## DO THIS
Scan the data below for the string "SUPPLY". Copy every line where it appears.
··· EXCERPTED RECORDS
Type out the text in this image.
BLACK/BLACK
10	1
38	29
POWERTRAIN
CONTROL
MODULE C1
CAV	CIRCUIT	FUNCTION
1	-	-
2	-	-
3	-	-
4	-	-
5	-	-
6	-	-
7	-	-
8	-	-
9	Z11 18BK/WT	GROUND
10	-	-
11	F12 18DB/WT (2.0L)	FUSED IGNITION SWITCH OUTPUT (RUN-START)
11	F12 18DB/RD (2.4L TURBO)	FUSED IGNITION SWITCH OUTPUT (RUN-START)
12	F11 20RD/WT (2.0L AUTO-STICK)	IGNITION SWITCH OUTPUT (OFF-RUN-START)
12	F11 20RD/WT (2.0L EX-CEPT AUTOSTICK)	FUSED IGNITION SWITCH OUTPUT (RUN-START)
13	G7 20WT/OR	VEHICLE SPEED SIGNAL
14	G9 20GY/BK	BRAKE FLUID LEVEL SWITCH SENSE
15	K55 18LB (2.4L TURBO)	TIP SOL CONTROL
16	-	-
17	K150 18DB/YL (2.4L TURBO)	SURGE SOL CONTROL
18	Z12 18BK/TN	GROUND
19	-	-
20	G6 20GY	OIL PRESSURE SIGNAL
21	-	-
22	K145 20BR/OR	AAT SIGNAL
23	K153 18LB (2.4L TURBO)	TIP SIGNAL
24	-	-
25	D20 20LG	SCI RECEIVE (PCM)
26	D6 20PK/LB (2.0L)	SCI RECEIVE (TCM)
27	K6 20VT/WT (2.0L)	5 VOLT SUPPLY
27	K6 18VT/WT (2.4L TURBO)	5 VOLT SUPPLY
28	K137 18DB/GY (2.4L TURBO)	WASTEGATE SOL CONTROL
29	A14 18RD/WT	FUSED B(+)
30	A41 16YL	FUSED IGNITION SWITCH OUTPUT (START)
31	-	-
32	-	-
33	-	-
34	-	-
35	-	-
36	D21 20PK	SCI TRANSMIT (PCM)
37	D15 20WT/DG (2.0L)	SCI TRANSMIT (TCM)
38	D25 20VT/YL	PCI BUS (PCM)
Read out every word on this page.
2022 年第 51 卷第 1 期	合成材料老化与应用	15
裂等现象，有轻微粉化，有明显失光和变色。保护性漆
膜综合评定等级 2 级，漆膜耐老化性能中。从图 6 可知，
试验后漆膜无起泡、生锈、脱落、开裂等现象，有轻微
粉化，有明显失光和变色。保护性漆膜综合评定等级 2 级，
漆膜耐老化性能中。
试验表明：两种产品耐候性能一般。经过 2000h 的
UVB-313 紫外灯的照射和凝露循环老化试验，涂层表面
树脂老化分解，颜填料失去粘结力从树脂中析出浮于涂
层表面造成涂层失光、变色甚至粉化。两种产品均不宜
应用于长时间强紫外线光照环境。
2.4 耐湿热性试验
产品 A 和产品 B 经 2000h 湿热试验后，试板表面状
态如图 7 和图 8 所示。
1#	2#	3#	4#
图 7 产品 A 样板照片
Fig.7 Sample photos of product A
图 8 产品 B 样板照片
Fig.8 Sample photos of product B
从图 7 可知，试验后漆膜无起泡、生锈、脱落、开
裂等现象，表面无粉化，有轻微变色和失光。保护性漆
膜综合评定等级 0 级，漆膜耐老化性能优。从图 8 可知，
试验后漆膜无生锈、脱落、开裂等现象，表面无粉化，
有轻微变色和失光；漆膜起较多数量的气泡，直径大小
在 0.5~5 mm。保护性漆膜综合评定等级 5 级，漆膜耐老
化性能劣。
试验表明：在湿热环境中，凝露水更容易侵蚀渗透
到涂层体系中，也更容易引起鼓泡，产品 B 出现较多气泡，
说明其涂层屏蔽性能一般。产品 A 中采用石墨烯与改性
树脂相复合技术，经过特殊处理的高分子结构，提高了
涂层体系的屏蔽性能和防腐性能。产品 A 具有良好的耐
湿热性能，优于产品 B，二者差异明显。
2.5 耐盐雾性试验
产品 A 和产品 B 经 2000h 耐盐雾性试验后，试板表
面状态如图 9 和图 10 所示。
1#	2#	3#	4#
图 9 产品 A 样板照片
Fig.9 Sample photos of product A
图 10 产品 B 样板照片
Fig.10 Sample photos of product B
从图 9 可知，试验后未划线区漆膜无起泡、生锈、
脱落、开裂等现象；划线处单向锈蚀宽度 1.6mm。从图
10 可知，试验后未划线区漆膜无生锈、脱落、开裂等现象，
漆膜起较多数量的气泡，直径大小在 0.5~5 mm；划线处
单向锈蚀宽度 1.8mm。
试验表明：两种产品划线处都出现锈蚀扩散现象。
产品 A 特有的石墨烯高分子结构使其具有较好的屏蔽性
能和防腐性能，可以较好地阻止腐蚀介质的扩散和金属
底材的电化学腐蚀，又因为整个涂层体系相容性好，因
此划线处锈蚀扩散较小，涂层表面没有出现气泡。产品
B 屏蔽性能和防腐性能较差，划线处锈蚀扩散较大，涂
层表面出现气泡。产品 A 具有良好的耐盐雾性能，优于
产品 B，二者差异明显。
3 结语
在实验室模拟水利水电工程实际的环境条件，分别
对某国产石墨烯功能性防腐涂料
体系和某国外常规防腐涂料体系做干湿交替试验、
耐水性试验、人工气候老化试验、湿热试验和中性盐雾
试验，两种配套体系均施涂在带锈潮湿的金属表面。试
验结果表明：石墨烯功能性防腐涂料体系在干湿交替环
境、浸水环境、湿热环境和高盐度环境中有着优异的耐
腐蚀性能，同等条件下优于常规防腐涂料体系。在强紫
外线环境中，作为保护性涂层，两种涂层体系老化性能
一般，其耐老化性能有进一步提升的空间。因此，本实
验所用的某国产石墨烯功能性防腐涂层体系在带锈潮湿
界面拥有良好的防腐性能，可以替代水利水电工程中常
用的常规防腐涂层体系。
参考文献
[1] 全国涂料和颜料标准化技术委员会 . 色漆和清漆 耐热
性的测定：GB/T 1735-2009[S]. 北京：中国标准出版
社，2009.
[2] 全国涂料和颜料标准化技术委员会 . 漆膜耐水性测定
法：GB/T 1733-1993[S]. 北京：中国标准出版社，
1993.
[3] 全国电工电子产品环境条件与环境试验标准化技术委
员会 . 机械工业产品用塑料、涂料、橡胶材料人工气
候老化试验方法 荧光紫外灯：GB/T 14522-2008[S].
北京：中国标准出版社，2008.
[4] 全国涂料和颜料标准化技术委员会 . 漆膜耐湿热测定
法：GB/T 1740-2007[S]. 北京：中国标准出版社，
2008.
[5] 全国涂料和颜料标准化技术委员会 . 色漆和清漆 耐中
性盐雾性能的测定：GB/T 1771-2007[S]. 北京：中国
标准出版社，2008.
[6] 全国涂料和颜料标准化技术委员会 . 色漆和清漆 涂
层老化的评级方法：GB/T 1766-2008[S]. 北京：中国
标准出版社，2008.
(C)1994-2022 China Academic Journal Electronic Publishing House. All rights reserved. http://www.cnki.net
······
## REPLY
27	K6 20VT/WT (2.0L)	5 VOLT SUPPLY
27	K6 18VT/WT (2.4L TURBO)	5 VOLT SUPPLY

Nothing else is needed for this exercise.